# [Goal A]
List every line in the records below that contains the word "данных", treating uppercase and lowercase as different.

::: Text :::

Last edited: 05.03.2017
Of all remote places on this planet, to me, one of the most fascinating and most intriguing has always been
Pitcairn Island (
IOTA OC-044). This tiny island in the southern Pacific Ocean has quite a remarkable history, and probably few places speak to the imagination as much as Pitcairn does. The island was settled in 1790 by the British
mutineers of the HMS Bounty and the Polynesian men and women that accompanied them, an event retold in numerous books and films since, and therefore still well known today worldwide as the famous
Mutiny on the Bounty.
Pitcairn forms the last remaining
British Overseas Territory in the Pacific and actually is a group of four islands;
Pitcairn,
Henderson,
Ducie, and
Oeno. Pitcairn Island, the second largest of the group, measuring about 4 km from west to east, is the only inhabited one.
Adamstown, called
after
John Adams, one of the Bounty mutineers, is the capital and only settlement on the island. The entire population of Pitcairn lives in the capital and counts about 50. The HMS Bounty was set to fire by the mutineers and its wreckage still can be found today at the bottom of Pitcairn's
Bounty Bay, where in 1957 it was discovered by an explorer of
National Geographic. Pitcairn Island can only be reached by boat.

::: Data records :::

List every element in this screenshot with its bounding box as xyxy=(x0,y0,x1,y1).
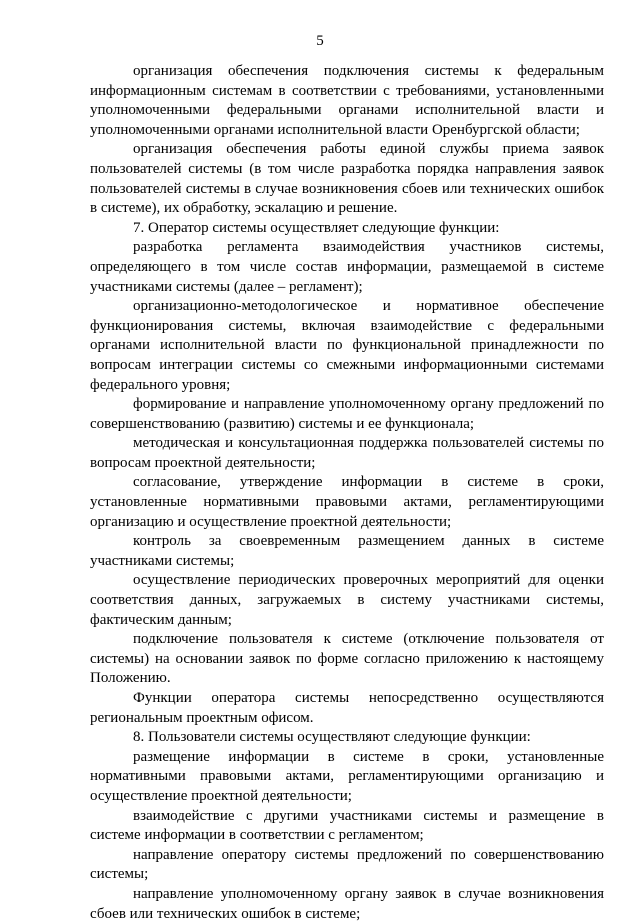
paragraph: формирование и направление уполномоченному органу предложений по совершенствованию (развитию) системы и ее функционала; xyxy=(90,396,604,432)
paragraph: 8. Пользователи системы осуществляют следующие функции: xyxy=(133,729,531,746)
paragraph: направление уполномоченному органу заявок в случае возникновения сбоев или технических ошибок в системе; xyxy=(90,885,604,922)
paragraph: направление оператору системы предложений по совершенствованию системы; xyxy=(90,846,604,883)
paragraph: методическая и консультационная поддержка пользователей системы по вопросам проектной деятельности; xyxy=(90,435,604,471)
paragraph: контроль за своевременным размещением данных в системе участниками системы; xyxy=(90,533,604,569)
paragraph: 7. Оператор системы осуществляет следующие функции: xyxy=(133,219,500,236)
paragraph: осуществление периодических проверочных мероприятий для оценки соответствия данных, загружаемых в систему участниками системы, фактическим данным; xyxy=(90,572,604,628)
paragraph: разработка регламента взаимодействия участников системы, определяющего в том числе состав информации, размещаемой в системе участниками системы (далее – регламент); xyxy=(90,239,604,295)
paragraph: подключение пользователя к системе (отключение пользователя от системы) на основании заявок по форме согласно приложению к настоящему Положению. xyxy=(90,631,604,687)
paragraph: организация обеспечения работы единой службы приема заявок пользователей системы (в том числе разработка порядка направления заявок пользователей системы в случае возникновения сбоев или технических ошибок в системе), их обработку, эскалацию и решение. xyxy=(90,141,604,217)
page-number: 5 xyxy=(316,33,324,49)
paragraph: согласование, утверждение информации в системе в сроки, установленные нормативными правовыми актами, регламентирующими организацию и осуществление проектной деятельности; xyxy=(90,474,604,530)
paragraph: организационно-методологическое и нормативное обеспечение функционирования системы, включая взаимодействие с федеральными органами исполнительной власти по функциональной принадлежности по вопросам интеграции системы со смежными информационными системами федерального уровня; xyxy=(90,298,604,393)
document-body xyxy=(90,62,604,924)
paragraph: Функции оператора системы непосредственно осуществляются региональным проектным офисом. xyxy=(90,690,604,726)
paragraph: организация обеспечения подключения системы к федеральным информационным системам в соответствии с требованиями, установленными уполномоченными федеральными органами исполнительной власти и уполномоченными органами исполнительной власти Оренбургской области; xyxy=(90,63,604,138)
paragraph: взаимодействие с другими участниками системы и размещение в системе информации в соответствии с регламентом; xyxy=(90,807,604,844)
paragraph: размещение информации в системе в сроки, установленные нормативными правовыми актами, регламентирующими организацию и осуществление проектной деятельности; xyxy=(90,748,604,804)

:::

# [Goal B]
Copy the passage of the Pitcairn text between "Adamstown, called" and "reached by boat.", inclusive.

# [Written solution A]
paragraph: контроль за своевременным размещением данных в системе участниками системы; xyxy=(90,533,604,569)
paragraph: осуществление периодических проверочных мероприятий для оценки соответствия данных, загружаемых в систему участниками системы, фактическим данным; xyxy=(90,572,604,628)

# [Written solution B]
Adamstown, called
after
John Adams, one of the Bounty mutineers, is the capital and only settlement on the island. The entire population of Pitcairn lives in the capital and counts about 50. The HMS Bounty was set to fire by the mutineers and its wreckage still can be found today at the bottom of Pitcairn's
Bounty Bay, where in 1957 it was discovered by an explorer of
National Geographic. Pitcairn Island can only be reached by boat.